[Exercise description] Pick out the lines containing "ASTM".

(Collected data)
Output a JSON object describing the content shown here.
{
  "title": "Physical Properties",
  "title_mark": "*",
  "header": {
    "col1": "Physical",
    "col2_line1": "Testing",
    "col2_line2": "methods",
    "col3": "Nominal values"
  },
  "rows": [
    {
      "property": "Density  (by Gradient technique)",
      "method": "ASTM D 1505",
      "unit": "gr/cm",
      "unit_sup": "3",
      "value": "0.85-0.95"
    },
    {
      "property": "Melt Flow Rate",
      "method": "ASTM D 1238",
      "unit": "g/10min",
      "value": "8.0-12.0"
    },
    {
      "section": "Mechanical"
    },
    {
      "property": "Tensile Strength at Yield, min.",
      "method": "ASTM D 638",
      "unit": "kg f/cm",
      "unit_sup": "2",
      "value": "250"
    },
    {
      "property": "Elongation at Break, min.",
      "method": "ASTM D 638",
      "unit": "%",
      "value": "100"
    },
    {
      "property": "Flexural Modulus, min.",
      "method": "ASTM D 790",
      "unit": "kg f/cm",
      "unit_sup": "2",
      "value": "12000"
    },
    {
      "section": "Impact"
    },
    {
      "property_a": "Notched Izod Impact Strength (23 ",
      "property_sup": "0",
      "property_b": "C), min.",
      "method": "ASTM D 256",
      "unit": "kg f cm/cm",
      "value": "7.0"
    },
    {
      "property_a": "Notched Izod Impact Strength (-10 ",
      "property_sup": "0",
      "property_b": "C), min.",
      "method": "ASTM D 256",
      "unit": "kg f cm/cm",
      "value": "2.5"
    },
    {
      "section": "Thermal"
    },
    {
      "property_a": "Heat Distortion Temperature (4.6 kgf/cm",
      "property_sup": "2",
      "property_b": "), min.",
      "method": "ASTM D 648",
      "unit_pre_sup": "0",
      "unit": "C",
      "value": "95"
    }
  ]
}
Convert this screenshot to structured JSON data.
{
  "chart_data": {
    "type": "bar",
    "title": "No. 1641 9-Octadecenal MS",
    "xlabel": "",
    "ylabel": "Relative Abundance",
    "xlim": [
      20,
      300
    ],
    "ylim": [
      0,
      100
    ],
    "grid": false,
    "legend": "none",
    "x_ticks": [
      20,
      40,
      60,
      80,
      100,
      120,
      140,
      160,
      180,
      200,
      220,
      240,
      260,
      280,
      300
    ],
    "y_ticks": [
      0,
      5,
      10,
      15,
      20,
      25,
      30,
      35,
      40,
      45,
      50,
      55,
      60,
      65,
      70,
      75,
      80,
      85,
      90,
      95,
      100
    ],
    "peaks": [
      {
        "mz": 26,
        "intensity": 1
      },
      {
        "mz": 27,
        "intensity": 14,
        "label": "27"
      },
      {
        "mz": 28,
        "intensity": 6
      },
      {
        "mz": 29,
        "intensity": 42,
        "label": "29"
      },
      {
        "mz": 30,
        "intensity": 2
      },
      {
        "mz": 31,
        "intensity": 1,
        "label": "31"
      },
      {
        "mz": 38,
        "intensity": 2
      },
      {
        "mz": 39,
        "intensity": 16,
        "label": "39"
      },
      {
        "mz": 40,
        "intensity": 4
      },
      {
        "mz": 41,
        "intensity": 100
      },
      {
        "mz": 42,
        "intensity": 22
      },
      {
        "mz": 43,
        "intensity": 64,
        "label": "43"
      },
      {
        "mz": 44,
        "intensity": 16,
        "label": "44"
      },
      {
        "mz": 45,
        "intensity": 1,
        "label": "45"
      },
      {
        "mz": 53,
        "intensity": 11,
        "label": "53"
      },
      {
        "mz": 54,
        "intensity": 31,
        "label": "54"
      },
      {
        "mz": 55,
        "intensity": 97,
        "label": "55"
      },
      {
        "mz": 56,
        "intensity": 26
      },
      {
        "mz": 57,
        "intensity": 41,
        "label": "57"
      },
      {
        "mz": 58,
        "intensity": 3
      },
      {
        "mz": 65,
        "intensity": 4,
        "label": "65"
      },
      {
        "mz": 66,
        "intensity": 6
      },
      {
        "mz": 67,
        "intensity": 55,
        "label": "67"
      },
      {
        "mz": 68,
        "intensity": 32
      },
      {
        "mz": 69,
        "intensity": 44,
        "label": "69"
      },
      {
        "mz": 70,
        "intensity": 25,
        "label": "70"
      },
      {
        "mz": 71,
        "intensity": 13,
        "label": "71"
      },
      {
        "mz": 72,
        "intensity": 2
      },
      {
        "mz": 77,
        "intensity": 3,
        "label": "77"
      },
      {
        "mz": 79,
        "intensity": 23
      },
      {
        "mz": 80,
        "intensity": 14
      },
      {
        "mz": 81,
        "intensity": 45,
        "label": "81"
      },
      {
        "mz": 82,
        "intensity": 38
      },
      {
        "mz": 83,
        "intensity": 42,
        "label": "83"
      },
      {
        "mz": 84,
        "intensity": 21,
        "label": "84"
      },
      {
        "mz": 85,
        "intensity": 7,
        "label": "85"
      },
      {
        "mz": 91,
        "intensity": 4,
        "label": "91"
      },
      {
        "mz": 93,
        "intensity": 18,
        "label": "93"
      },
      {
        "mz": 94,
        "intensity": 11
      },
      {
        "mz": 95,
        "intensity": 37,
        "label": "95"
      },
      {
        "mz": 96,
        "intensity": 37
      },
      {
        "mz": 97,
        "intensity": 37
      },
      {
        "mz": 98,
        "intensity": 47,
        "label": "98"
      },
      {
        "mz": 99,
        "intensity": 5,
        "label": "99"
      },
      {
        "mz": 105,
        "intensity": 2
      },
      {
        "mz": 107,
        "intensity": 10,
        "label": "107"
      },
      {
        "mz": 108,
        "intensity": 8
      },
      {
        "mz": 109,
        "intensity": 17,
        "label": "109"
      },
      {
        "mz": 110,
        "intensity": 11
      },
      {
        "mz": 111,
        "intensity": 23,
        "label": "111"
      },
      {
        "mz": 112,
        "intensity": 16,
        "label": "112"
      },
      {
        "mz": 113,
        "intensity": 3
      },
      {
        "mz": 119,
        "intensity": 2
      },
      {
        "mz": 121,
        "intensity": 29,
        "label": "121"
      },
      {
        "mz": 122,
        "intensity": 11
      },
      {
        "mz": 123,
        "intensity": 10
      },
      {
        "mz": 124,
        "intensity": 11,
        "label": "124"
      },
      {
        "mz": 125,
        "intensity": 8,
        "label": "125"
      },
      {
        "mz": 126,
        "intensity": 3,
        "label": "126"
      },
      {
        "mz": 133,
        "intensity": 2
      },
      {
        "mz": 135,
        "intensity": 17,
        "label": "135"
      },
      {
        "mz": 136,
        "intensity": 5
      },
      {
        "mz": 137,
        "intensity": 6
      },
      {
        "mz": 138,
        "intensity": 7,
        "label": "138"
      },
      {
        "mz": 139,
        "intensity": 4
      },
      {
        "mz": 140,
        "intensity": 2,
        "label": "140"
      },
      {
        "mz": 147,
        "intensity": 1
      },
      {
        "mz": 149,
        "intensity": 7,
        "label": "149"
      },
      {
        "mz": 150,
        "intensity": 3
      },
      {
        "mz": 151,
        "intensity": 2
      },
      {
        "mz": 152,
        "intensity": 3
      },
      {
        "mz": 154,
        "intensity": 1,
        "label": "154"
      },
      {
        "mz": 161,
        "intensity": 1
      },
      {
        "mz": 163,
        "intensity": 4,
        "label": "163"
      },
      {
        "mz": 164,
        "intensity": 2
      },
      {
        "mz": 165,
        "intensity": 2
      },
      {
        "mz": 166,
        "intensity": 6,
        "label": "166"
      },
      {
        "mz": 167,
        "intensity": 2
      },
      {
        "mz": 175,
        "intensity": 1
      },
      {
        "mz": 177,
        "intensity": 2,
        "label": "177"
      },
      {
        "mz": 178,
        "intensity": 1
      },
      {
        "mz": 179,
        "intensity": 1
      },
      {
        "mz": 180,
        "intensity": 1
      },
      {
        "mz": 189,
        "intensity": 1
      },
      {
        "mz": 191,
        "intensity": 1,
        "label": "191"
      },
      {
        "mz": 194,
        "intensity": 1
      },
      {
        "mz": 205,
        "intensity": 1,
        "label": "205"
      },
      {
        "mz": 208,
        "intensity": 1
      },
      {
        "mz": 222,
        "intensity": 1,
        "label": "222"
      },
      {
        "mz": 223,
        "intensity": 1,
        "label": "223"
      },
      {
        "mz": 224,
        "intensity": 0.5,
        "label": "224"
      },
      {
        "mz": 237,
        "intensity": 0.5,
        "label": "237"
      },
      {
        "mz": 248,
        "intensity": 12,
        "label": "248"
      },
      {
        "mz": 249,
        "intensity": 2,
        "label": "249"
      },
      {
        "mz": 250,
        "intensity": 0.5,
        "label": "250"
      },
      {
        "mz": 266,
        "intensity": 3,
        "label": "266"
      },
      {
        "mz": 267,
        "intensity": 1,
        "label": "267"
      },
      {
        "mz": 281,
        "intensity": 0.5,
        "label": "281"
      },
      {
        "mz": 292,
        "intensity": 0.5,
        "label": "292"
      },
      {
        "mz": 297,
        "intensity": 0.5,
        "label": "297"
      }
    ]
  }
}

[Written solution]
      "method": "ASTM D 1505",
      "method": "ASTM D 1238",
      "method": "ASTM D 638",
      "method": "ASTM D 638",
      "method": "ASTM D 790",
      "method": "ASTM D 256",
      "method": "ASTM D 256",
      "method": "ASTM D 648",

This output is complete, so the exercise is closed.